* _WORK INSTRUCTIONS_
Answer with the number of lines in the listing below that contain the word "image", and nothing else.

* _INFORMATION SUPPLIED_
################

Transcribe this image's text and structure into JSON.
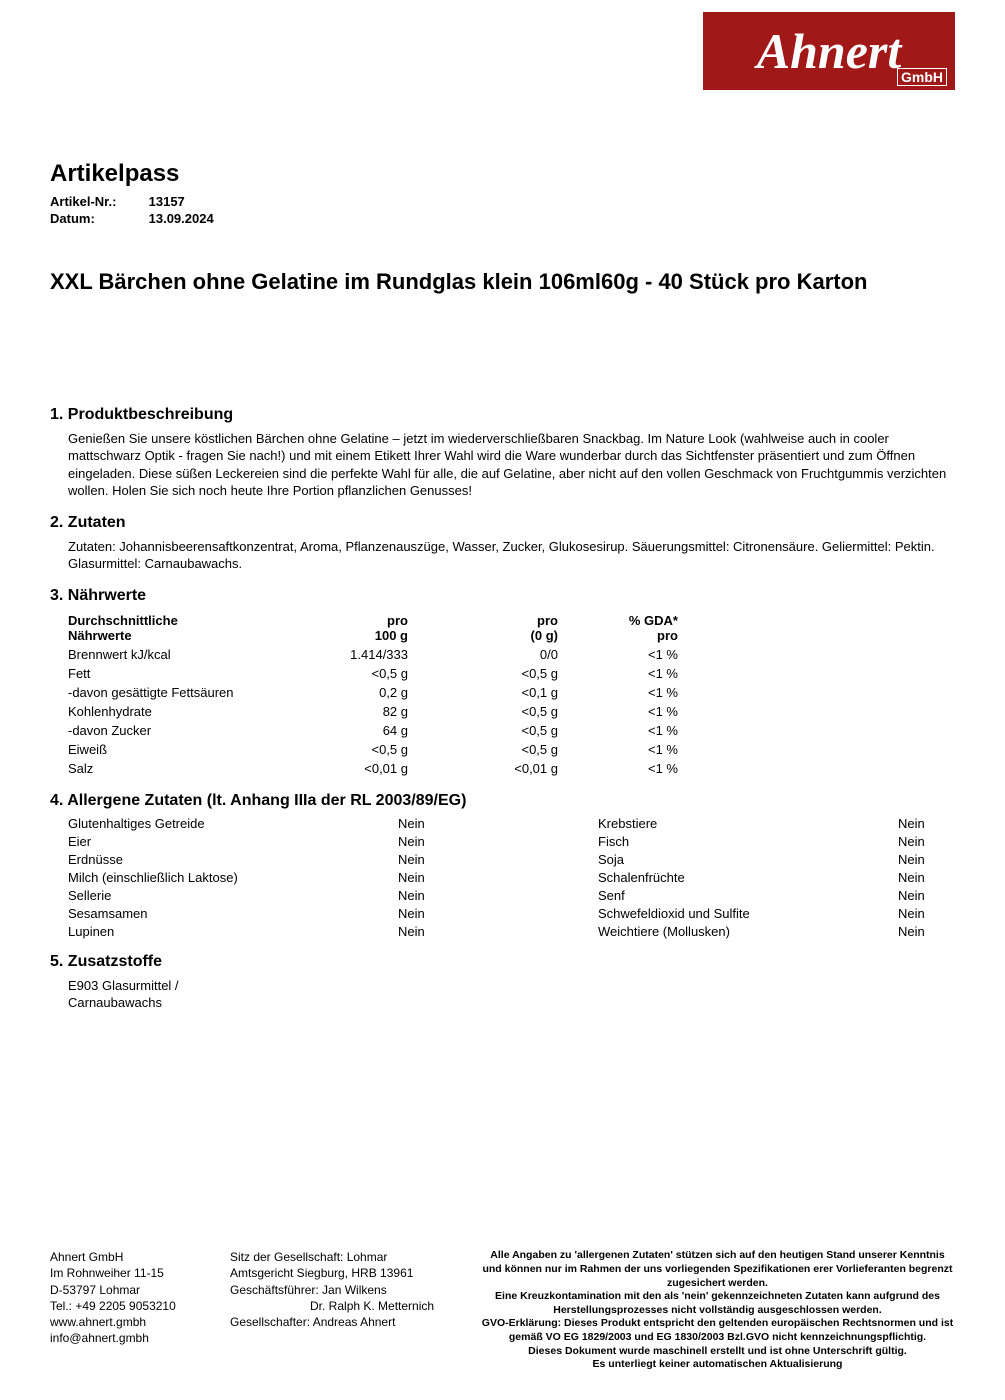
{
  "logo": {
    "name": "Ahnert",
    "suffix": "GmbH",
    "bg_color": "#a01818",
    "text_color": "#ffffff"
  },
  "header": {
    "page_title": "Artikelpass",
    "article_label": "Artikel-Nr.:",
    "article_value": "13157",
    "date_label": "Datum:",
    "date_value": "13.09.2024"
  },
  "product_title": "XXL Bärchen ohne Gelatine im Rundglas klein 106ml60g - 40 Stück pro Karton",
  "sections": {
    "s1": {
      "heading": "1. Produktbeschreibung",
      "body": "Genießen Sie unsere köstlichen Bärchen ohne Gelatine – jetzt im wiederverschließbaren Snackbag. Im Nature Look (wahlweise auch in cooler mattschwarz Optik - fragen Sie nach!) und mit einem Etikett Ihrer Wahl wird die Ware wunderbar durch das Sichtfenster präsentiert und zum Öffnen eingeladen. Diese süßen Leckereien sind die perfekte Wahl für alle, die auf Gelatine, aber nicht auf den vollen Geschmack von Fruchtgummis verzichten wollen. Holen Sie sich noch heute Ihre Portion pflanzlichen Genusses!"
    },
    "s2": {
      "heading": "2. Zutaten",
      "body": "Zutaten: Johannisbeerensaftkonzentrat, Aroma, Pflanzenauszüge, Wasser, Zucker, Glukosesirup. Säuerungsmittel: Citronensäure. Geliermittel: Pektin. Glasurmittel: Carnaubawachs."
    },
    "s3": {
      "heading": "3. Nährwerte",
      "th_name1": "Durchschnittliche",
      "th_name2": "Nährwerte",
      "th_c1a": "pro",
      "th_c1b": "100 g",
      "th_c2a": "pro",
      "th_c2b": "(0 g)",
      "th_c3a": "% GDA*",
      "th_c3b": "pro",
      "rows": [
        {
          "n": "Brennwert kJ/kcal",
          "a": "1.414/333",
          "b": "0/0",
          "c": "<1 %"
        },
        {
          "n": "Fett",
          "a": "<0,5 g",
          "b": "<0,5 g",
          "c": "<1 %"
        },
        {
          "n": "-davon gesättigte Fettsäuren",
          "a": "0,2 g",
          "b": "<0,1 g",
          "c": "<1 %"
        },
        {
          "n": "Kohlenhydrate",
          "a": "82 g",
          "b": "<0,5 g",
          "c": "<1 %"
        },
        {
          "n": "-davon Zucker",
          "a": "64 g",
          "b": "<0,5 g",
          "c": "<1 %"
        },
        {
          "n": "Eiweiß",
          "a": "<0,5 g",
          "b": "<0,5 g",
          "c": "<1 %"
        },
        {
          "n": "Salz",
          "a": "<0,01 g",
          "b": "<0,01 g",
          "c": "<1 %"
        }
      ]
    },
    "s4": {
      "heading": "4. Allergene Zutaten (lt. Anhang IIIa der RL 2003/89/EG)",
      "rows": [
        {
          "l": "Glutenhaltiges Getreide",
          "lv": "Nein",
          "r": "Krebstiere",
          "rv": "Nein"
        },
        {
          "l": "Eier",
          "lv": "Nein",
          "r": "Fisch",
          "rv": "Nein"
        },
        {
          "l": "Erdnüsse",
          "lv": "Nein",
          "r": "Soja",
          "rv": "Nein"
        },
        {
          "l": "Milch (einschließlich Laktose)",
          "lv": "Nein",
          "r": "Schalenfrüchte",
          "rv": "Nein"
        },
        {
          "l": "Sellerie",
          "lv": "Nein",
          "r": "Senf",
          "rv": "Nein"
        },
        {
          "l": "Sesamsamen",
          "lv": "Nein",
          "r": "Schwefeldioxid und Sulfite",
          "rv": "Nein"
        },
        {
          "l": "Lupinen",
          "lv": "Nein",
          "r": "Weichtiere (Mollusken)",
          "rv": "Nein"
        }
      ]
    },
    "s5": {
      "heading": "5. Zusatzstoffe",
      "body": "E903 Glasurmittel / Carnaubawachs"
    }
  },
  "footer": {
    "col1": [
      "Ahnert GmbH",
      "Im Rohnweiher 11-15",
      "D-53797 Lohmar",
      "Tel.: +49 2205 9053210",
      "www.ahnert.gmbh",
      "info@ahnert.gmbh"
    ],
    "col2": [
      "Sitz der Gesellschaft: Lohmar",
      "Amtsgericht Siegburg, HRB 13961",
      "Geschäftsführer: Jan Wilkens",
      "                        Dr. Ralph K. Metternich",
      "Gesellschafter: Andreas Ahnert"
    ],
    "col3": [
      "Alle Angaben zu 'allergenen Zutaten' stützen sich auf den heutigen Stand unserer Kenntnis und können nur im Rahmen der uns vorliegenden Spezifikationen erer Vorlieferanten begrenzt zugesichert werden.",
      "Eine Kreuzkontamination mit den als 'nein' gekennzeichneten Zutaten kann aufgrund des Herstellungsprozesses nicht vollständig ausgeschlossen werden.",
      "GVO-Erklärung: Dieses Produkt entspricht den geltenden europäischen Rechtsnormen und ist gemäß VO EG 1829/2003 und EG 1830/2003 Bzl.GVO nicht kennzeichnungspflichtig.",
      "Dieses Dokument wurde maschinell erstellt und ist ohne Unterschrift gültig.",
      "Es unterliegt keiner automatischen Aktualisierung"
    ]
  }
}
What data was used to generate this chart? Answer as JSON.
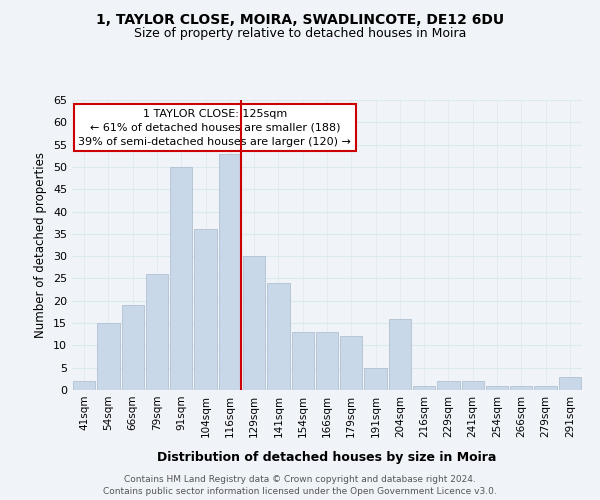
{
  "title1": "1, TAYLOR CLOSE, MOIRA, SWADLINCOTE, DE12 6DU",
  "title2": "Size of property relative to detached houses in Moira",
  "xlabel": "Distribution of detached houses by size in Moira",
  "ylabel": "Number of detached properties",
  "bar_labels": [
    "41sqm",
    "54sqm",
    "66sqm",
    "79sqm",
    "91sqm",
    "104sqm",
    "116sqm",
    "129sqm",
    "141sqm",
    "154sqm",
    "166sqm",
    "179sqm",
    "191sqm",
    "204sqm",
    "216sqm",
    "229sqm",
    "241sqm",
    "254sqm",
    "266sqm",
    "279sqm",
    "291sqm"
  ],
  "bar_values": [
    2,
    15,
    19,
    26,
    50,
    36,
    53,
    30,
    24,
    13,
    13,
    12,
    5,
    16,
    1,
    2,
    2,
    1,
    1,
    1,
    3
  ],
  "bar_color": "#c8d8e8",
  "bar_edge_color": "#aabbcc",
  "vline_color": "#cc0000",
  "annotation_title": "1 TAYLOR CLOSE: 125sqm",
  "annotation_line1": "← 61% of detached houses are smaller (188)",
  "annotation_line2": "39% of semi-detached houses are larger (120) →",
  "ylim": [
    0,
    65
  ],
  "yticks": [
    0,
    5,
    10,
    15,
    20,
    25,
    30,
    35,
    40,
    45,
    50,
    55,
    60,
    65
  ],
  "footer1": "Contains HM Land Registry data © Crown copyright and database right 2024.",
  "footer2": "Contains public sector information licensed under the Open Government Licence v3.0.",
  "bg_color": "#f0f4f8",
  "grid_color": "#dce8f0"
}
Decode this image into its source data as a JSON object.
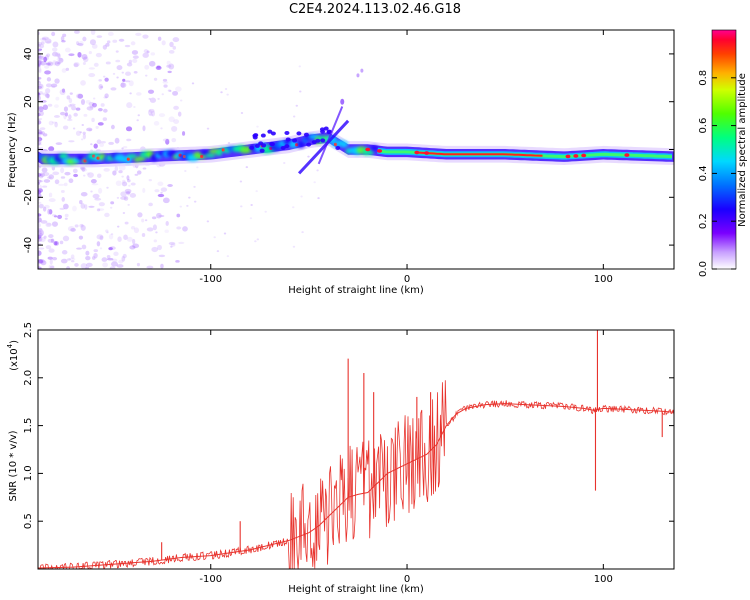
{
  "title": "C2E4.2024.113.02.46.G18",
  "chart_data": [
    {
      "type": "heatmap",
      "xlabel": "Height of straight line (km)",
      "ylabel": "Frequency (Hz)",
      "xlim": [
        -188,
        136
      ],
      "ylim": [
        -50,
        50
      ],
      "xticks": [
        -100,
        0,
        100
      ],
      "yticks": [
        -40,
        -20,
        0,
        20,
        40
      ],
      "grid": false,
      "colorbar": {
        "label": "Normalized spectral amplitude",
        "range": [
          0,
          1
        ],
        "ticks": [
          0.0,
          0.2,
          0.4,
          0.6,
          0.8
        ],
        "colormap": [
          "#ffffff",
          "#c8a0ff",
          "#7a00ff",
          "#1a00ff",
          "#0060ff",
          "#00d0ff",
          "#00ff80",
          "#40ff00",
          "#c0ff00",
          "#ffd000",
          "#ff6000",
          "#ff0020",
          "#ff0080"
        ]
      },
      "ridge_x": [
        -186,
        -160,
        -130,
        -100,
        -80,
        -60,
        -50,
        -40,
        -30,
        -20,
        -10,
        0,
        20,
        50,
        80,
        100,
        136
      ],
      "ridge_y": [
        -4,
        -4,
        -3,
        -2,
        0,
        2,
        4,
        5,
        0,
        0,
        -1,
        -1,
        -2,
        -2,
        -3,
        -2,
        -3
      ]
    },
    {
      "type": "line",
      "xlabel": "Height of straight line (km)",
      "ylabel": "SNR (10 * v/v)",
      "yscale_label": "(x10",
      "yscale_exp": "4",
      "ylabel_suffix": ")",
      "xlim": [
        -188,
        136
      ],
      "ylim": [
        0,
        2.5
      ],
      "xticks": [
        -100,
        0,
        100
      ],
      "yticks": [
        0.5,
        1.0,
        1.5,
        2.0,
        2.5
      ],
      "grid": false,
      "color": "#e8332d",
      "x": [
        -188,
        -170,
        -150,
        -130,
        -115,
        -100,
        -90,
        -80,
        -70,
        -60,
        -50,
        -45,
        -40,
        -35,
        -30,
        -25,
        -20,
        -15,
        -10,
        -5,
        0,
        5,
        10,
        15,
        20,
        25,
        30,
        40,
        50,
        60,
        70,
        80,
        90,
        95,
        100,
        110,
        120,
        130,
        136
      ],
      "y": [
        0.01,
        0.02,
        0.05,
        0.08,
        0.12,
        0.14,
        0.17,
        0.2,
        0.25,
        0.3,
        0.38,
        0.45,
        0.55,
        0.65,
        0.75,
        0.78,
        0.8,
        0.9,
        1.0,
        1.05,
        1.1,
        1.15,
        1.2,
        1.3,
        1.5,
        1.62,
        1.68,
        1.72,
        1.73,
        1.72,
        1.71,
        1.7,
        1.68,
        1.66,
        1.68,
        1.67,
        1.66,
        1.65,
        1.64
      ],
      "peaks": [
        {
          "x": -30,
          "y": 2.2
        },
        {
          "x": -22,
          "y": 2.05
        },
        {
          "x": -17,
          "y": 1.85
        },
        {
          "x": 5,
          "y": 1.8
        },
        {
          "x": 12,
          "y": 1.85
        },
        {
          "x": -85,
          "y": 0.5
        },
        {
          "x": -125,
          "y": 0.28
        },
        {
          "x": 97,
          "y": 2.5
        },
        {
          "x": 96,
          "y": 0.82
        },
        {
          "x": 130,
          "y": 1.38
        }
      ]
    }
  ]
}
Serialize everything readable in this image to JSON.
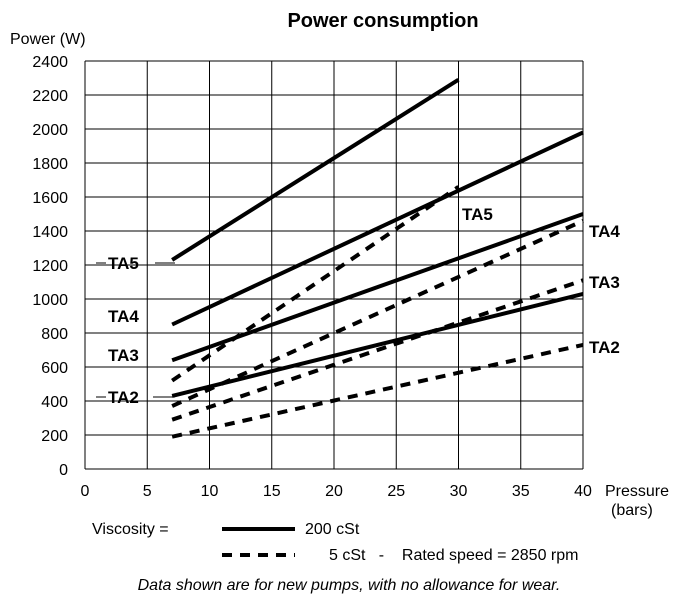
{
  "chart_data": {
    "type": "line",
    "title": "Power consumption",
    "ylabel": "Power  (W)",
    "xlabel": "Pressure",
    "xlabel_unit": "(bars)",
    "xlim": [
      0,
      40
    ],
    "ylim": [
      0,
      2400
    ],
    "x_ticks": [
      "0",
      "5",
      "10",
      "15",
      "20",
      "25",
      "30",
      "35",
      "40"
    ],
    "y_ticks": [
      "0",
      "200",
      "400",
      "600",
      "800",
      "1000",
      "1200",
      "1400",
      "1600",
      "1800",
      "2000",
      "2200",
      "2400"
    ],
    "grid": true,
    "series": [
      {
        "label": "TA5",
        "viscosity": "200 cSt",
        "style": "solid",
        "x": [
          7,
          30
        ],
        "y": [
          1230,
          2290
        ]
      },
      {
        "label": "TA4",
        "viscosity": "200 cSt",
        "style": "solid",
        "x": [
          7,
          40
        ],
        "y": [
          850,
          1980
        ]
      },
      {
        "label": "TA3",
        "viscosity": "200 cSt",
        "style": "solid",
        "x": [
          7,
          40
        ],
        "y": [
          640,
          1500
        ]
      },
      {
        "label": "TA2",
        "viscosity": "200 cSt",
        "style": "solid",
        "x": [
          7,
          40
        ],
        "y": [
          430,
          1030
        ]
      },
      {
        "label": "TA5",
        "viscosity": "5 cSt",
        "style": "dashed",
        "x": [
          7,
          30
        ],
        "y": [
          520,
          1660
        ]
      },
      {
        "label": "TA4",
        "viscosity": "5 cSt",
        "style": "dashed",
        "x": [
          7,
          40
        ],
        "y": [
          370,
          1460
        ]
      },
      {
        "label": "TA3",
        "viscosity": "5 cSt",
        "style": "dashed",
        "x": [
          7,
          40
        ],
        "y": [
          290,
          1110
        ]
      },
      {
        "label": "TA2",
        "viscosity": "5 cSt",
        "style": "dashed",
        "x": [
          7,
          40
        ],
        "y": [
          190,
          730
        ]
      }
    ],
    "left_labels": [
      "TA5",
      "TA4",
      "TA3",
      "TA2"
    ],
    "right_labels": [
      "TA5",
      "TA4",
      "TA3",
      "TA2"
    ],
    "legend": {
      "prefix": "Viscosity   =",
      "solid": "200 cSt",
      "dashed": "5 cSt   -    Rated speed = 2850 rpm"
    }
  },
  "footnote": "Data shown are for new pumps, with no allowance for wear."
}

################

* _ANSWER TO THIS TASK_
3